**PROBLEM:**
Output the entries from their first line through the line containing "List all visible" as a numbered list, skipping blank lines. Leave the pictures out.

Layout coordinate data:
|---|
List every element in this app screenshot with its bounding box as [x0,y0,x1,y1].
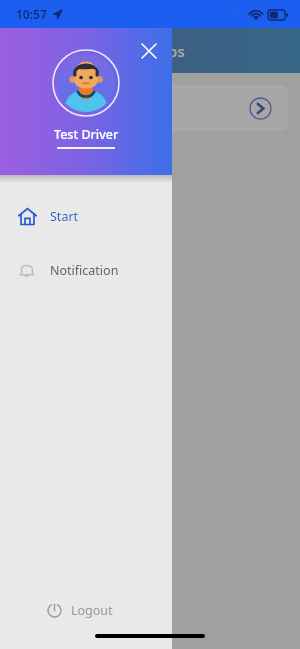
staticText: Notification [50,262,119,279]
staticText: Logout [71,602,113,619]
staticText: 10:57 [16,6,47,22]
button[interactable]: Notification [0,251,172,289]
staticText: Test Driver [54,126,119,143]
button[interactable]: Open trip [12,85,288,131]
button[interactable]: Close [138,40,160,62]
staticText: Trips [150,41,185,61]
button[interactable]: Open trip [249,97,272,120]
button[interactable]: Start [0,197,172,235]
button[interactable]: Logout [0,593,172,627]
staticText: Start [50,208,79,225]
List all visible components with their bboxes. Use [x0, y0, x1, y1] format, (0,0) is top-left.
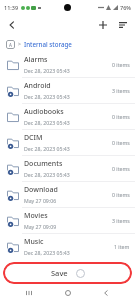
staticText: Download [24, 185, 58, 195]
staticText: 1 item [114, 243, 130, 250]
staticText: 0 items [112, 139, 130, 146]
staticText: Save [51, 268, 68, 278]
staticText: 3 items [112, 87, 130, 94]
button[interactable]: Add folder [94, 16, 112, 34]
button[interactable]: Audiobooks [0, 104, 135, 129]
staticText: Dec 28, 2023 05:43 [24, 249, 70, 256]
staticText: May 27 09:06 [24, 197, 57, 204]
button[interactable]: Home [58, 286, 78, 300]
staticText: Documents [24, 159, 63, 169]
button[interactable]: Recents [19, 286, 39, 300]
staticText: Android [24, 81, 51, 91]
staticText: Dec 28, 2023 05:43 [24, 119, 70, 126]
staticText: Movies [24, 211, 48, 221]
staticText: 0 items [112, 191, 130, 198]
button[interactable]: Movies [0, 208, 135, 233]
staticText: 3 items [112, 217, 130, 224]
button[interactable]: Android [0, 78, 135, 103]
button[interactable]: Download [0, 182, 135, 207]
staticText: 0 items [112, 113, 130, 120]
staticText: 11:39 [4, 4, 19, 11]
staticText: 0 items [112, 165, 130, 172]
staticText: > [18, 41, 21, 48]
button[interactable]: Alarms [0, 52, 135, 77]
button[interactable]: Music [0, 234, 135, 259]
button[interactable]: Documents [0, 156, 135, 181]
button[interactable]: Save [6, 265, 129, 281]
staticText: Audiobooks [24, 107, 64, 117]
staticText: Dec 28, 2023 05:43 [24, 93, 70, 100]
staticText: Alarms [24, 55, 48, 65]
staticText: A [9, 42, 12, 48]
button[interactable]: A [6, 36, 135, 52]
button[interactable]: Back [3, 16, 21, 34]
staticText: Internal storage [24, 40, 72, 48]
staticText: Dec 28, 2023 05:43 [24, 145, 70, 152]
button[interactable]: Back [96, 286, 116, 300]
staticText: 76% [120, 4, 131, 11]
staticText: May 27 09:09 [24, 223, 57, 230]
staticText: Music [24, 237, 44, 247]
staticText: DCIM [24, 133, 43, 143]
button[interactable]: DCIM [0, 130, 135, 155]
staticText: 0 items [112, 61, 130, 68]
button[interactable]: Sort [114, 16, 132, 34]
staticText: Dec 28, 2023 05:43 [24, 171, 70, 178]
staticText: Dec 28, 2023 05:43 [24, 67, 70, 74]
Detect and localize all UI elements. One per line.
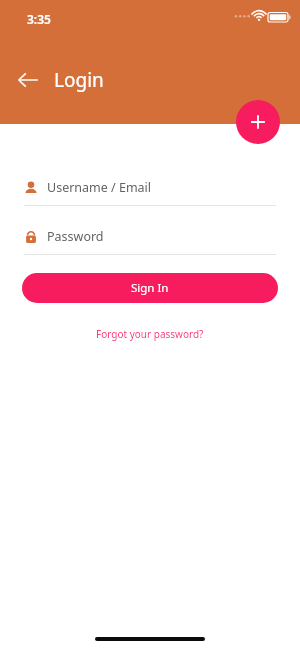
button[interactable]: Username / Email [24,179,276,206]
staticText: Forgot your password? [96,327,204,341]
staticText: Password [47,228,104,245]
button[interactable]: Password [24,228,276,255]
button[interactable]: Sign In [22,273,278,303]
staticText: Sign In [131,280,169,296]
staticText: Username / Email [47,179,152,196]
button[interactable]: Add [236,100,280,144]
staticText: Login [54,67,104,93]
button[interactable]: Back [10,62,46,98]
staticText: 3:35 [27,11,51,27]
button[interactable]: Forgot your password? [96,327,204,341]
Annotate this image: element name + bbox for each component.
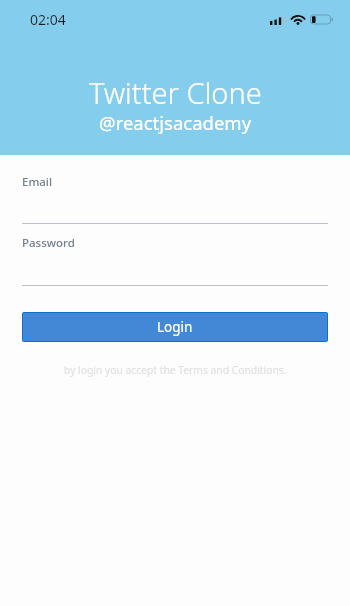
staticText: @reactjsacademy <box>99 110 252 135</box>
button[interactable]: by login you accept the Terms and Condit… <box>22 363 328 377</box>
staticText: by login you accept the Terms and Condit… <box>64 363 287 377</box>
staticText: Login <box>157 318 193 336</box>
other: Wi-Fi connected <box>291 14 305 25</box>
other: Battery level <box>310 14 333 25</box>
button[interactable]: Password <box>22 235 328 286</box>
staticText: Password <box>22 235 75 251</box>
other: Cellular signal strength <box>270 14 286 25</box>
button[interactable]: Email <box>22 174 328 224</box>
button[interactable]: Login <box>22 312 328 342</box>
staticText: Twitter Clone <box>89 73 262 112</box>
staticText: 02:04 <box>30 10 66 29</box>
staticText: Email <box>22 174 53 190</box>
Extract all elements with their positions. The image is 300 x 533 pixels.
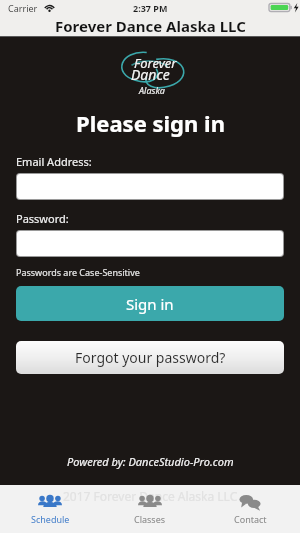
staticText: Dance <box>131 65 170 84</box>
other: Schedule <box>38 494 62 511</box>
staticText: Powered by: DanceStudio-Pro.com <box>67 454 234 469</box>
staticText: Forever Dance Alaska LLC <box>55 16 246 36</box>
staticText: Email Address: <box>16 154 92 169</box>
staticText: Contact <box>234 513 267 525</box>
staticText: Password: <box>16 211 69 226</box>
staticText: Please sign in <box>76 108 225 138</box>
button[interactable]: Contact <box>200 485 300 533</box>
staticText: Forever <box>134 54 177 72</box>
staticText: Carrier <box>8 2 38 14</box>
other: Contact <box>239 494 261 511</box>
staticText: Alaska <box>139 84 165 96</box>
button[interactable]: Classes <box>100 485 200 533</box>
staticText: Schedule <box>31 513 70 525</box>
button[interactable]: Sign in <box>16 286 284 321</box>
staticText: 2017 Forever Dance Alaska LLC <box>63 488 238 504</box>
staticText: Passwords are Case-Sensitive <box>16 266 140 278</box>
staticText: Forgot your password? <box>75 348 226 367</box>
button[interactable]: Forgot your password? <box>16 341 284 374</box>
button[interactable]: Schedule <box>0 485 100 533</box>
staticText: Sign in <box>126 294 174 314</box>
other: Classes <box>138 494 162 511</box>
staticText: Classes <box>134 513 166 525</box>
staticText: 2:37 PM <box>133 2 168 14</box>
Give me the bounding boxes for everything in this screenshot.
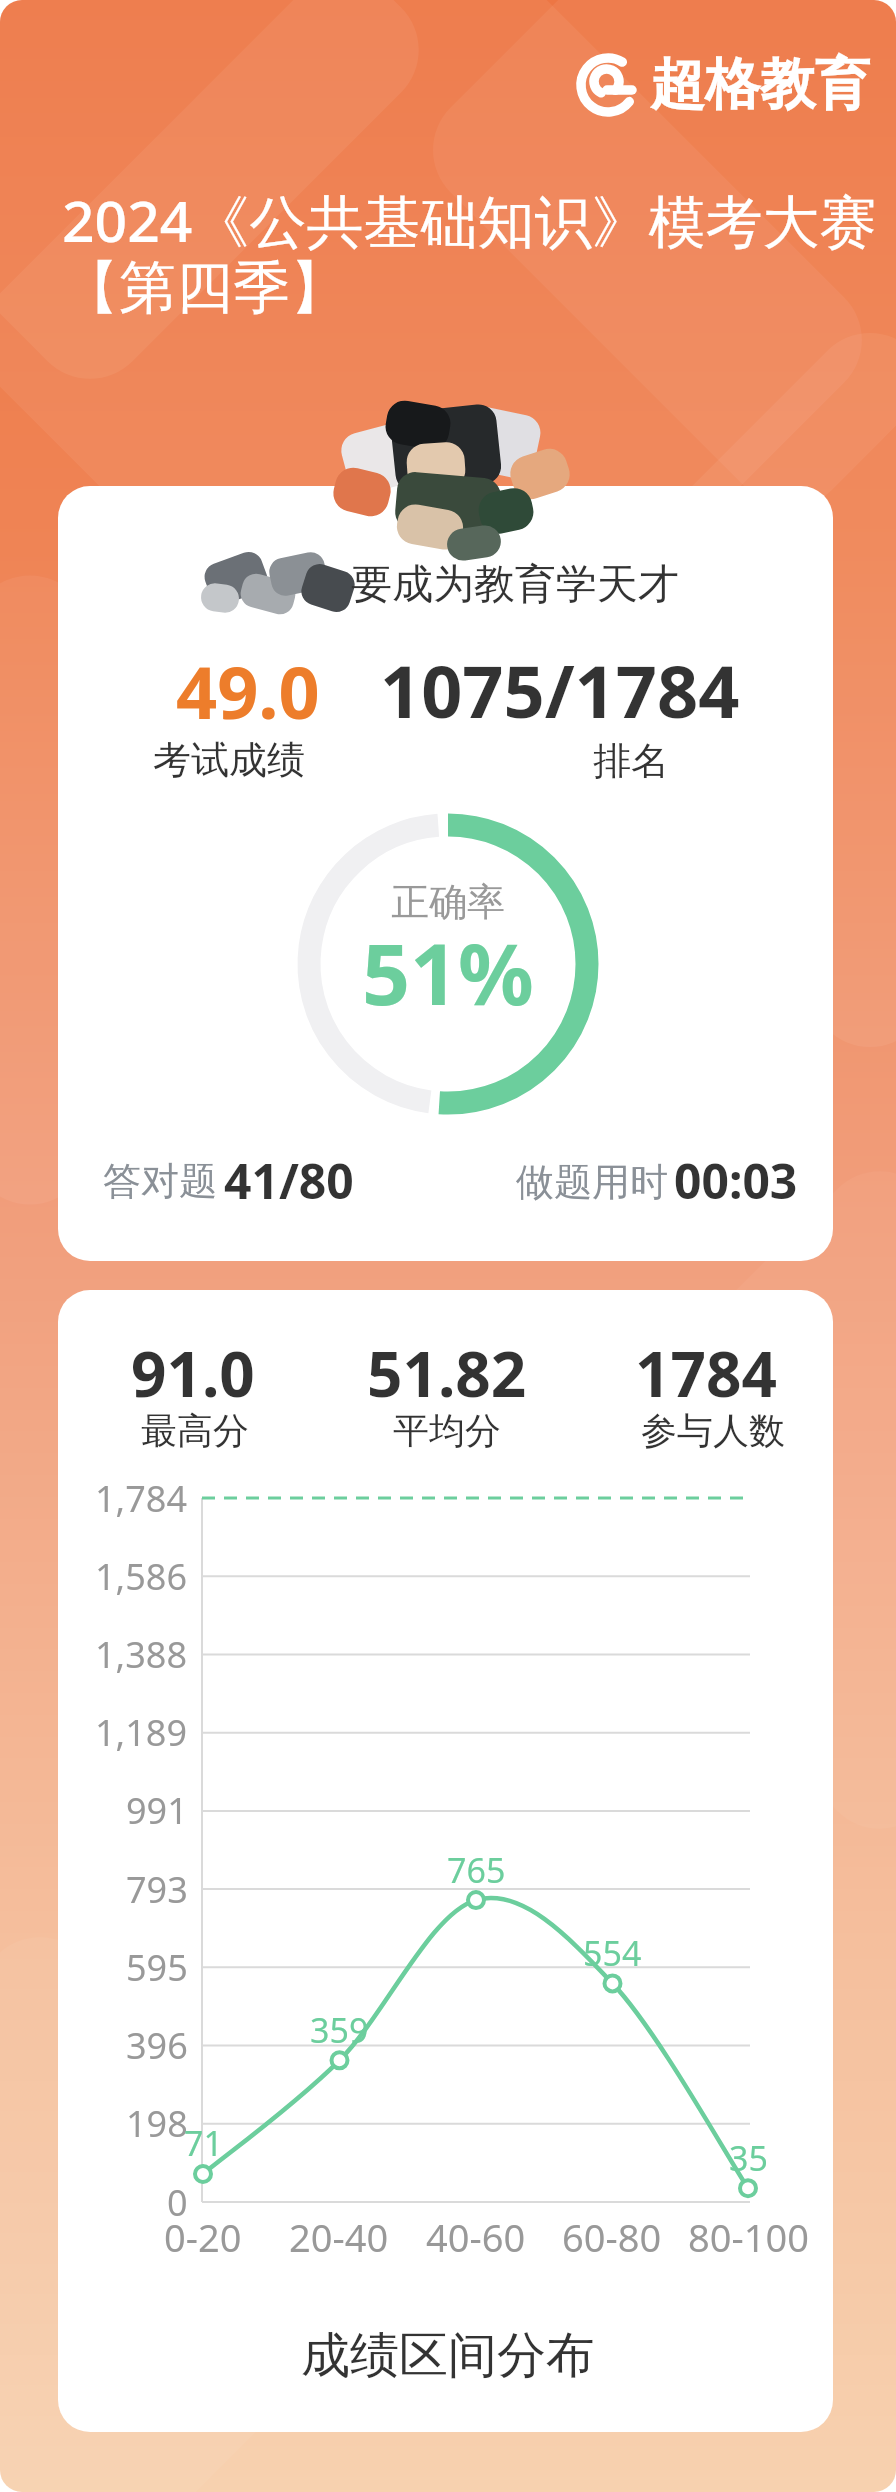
- staticText: 排名: [593, 737, 669, 785]
- staticText: 做题用时: [516, 1158, 668, 1206]
- staticText: 198: [126, 2099, 188, 2148]
- staticText: 1,189: [95, 1708, 188, 1757]
- staticText: 793: [126, 1865, 188, 1914]
- staticText: 40-60: [426, 2211, 526, 2263]
- staticText: 1,586: [95, 1552, 188, 1601]
- button[interactable]: 91.0: [58, 1290, 833, 2432]
- staticText: 要成为教育学天才: [351, 559, 679, 611]
- staticText: 991: [126, 1786, 188, 1835]
- staticText: 超格教育: [650, 50, 870, 119]
- staticText: 60-80: [562, 2211, 662, 2263]
- staticText: 35: [729, 2135, 768, 2179]
- staticText: 71: [184, 2120, 223, 2164]
- staticText: 0-20: [164, 2211, 242, 2263]
- staticText: 20-40: [289, 2211, 389, 2263]
- staticText: 51%: [362, 915, 534, 1025]
- staticText: 考试成绩: [153, 736, 305, 784]
- staticText: 1,784: [95, 1474, 188, 1523]
- staticText: 91.0: [131, 1331, 255, 1415]
- staticText: 396: [126, 2021, 188, 2070]
- staticText: 595: [126, 1943, 188, 1992]
- staticText: 80-100: [688, 2211, 809, 2263]
- staticText: 51.82: [367, 1331, 527, 1415]
- staticText: 1784: [635, 1331, 777, 1415]
- staticText: 359: [310, 2007, 369, 2051]
- staticText: 41/80: [224, 1148, 354, 1213]
- staticText: 2024《公共基础知识》模考大赛 【第四季】: [62, 181, 877, 323]
- staticText: 参与人数: [641, 1408, 785, 1453]
- staticText: 49.0: [176, 642, 320, 740]
- staticText: 最高分: [141, 1408, 249, 1453]
- staticText: 0: [167, 2178, 188, 2227]
- staticText: 1,388: [95, 1630, 188, 1679]
- staticText: 765: [447, 1847, 506, 1891]
- staticText: 554: [583, 1930, 642, 1974]
- button[interactable]: 超格教育: [575, 50, 870, 119]
- staticText: 1075/1784: [380, 641, 740, 739]
- staticText: 答对题: [103, 1157, 217, 1205]
- button[interactable]: 要成为教育学天才: [58, 486, 833, 1261]
- staticText: 成绩区间分布: [301, 2325, 595, 2387]
- staticText: 正确率: [391, 878, 505, 926]
- staticText: 平均分: [393, 1408, 501, 1453]
- staticText: 00:03: [674, 1148, 798, 1213]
|---|
**TASK RESPONSE:**
1. List every element in this app screenshot with its bounding box as [x0,y0,x1,y1].
2. staticText: Notification [50,262,119,279]
3. staticText: Logout [71,602,113,619]
4. staticText: 10:57 [16,6,47,22]
5. button[interactable]: Notification [0,251,172,289]
6. staticText: Test Driver [54,126,119,143]
7. button[interactable]: Open trip [12,85,288,131]
8. button[interactable]: Close [138,40,160,62]
9. staticText: Trips [150,41,185,61]
10. button[interactable]: Open trip [249,97,272,120]
11. button[interactable]: Start [0,197,172,235]
12. button[interactable]: Logout [0,593,172,627]
13. staticText: Start [50,208,79,225]
14. List all visible components with their bboxes. Use [x0, y0, x1, y1] format, (0,0) is top-left.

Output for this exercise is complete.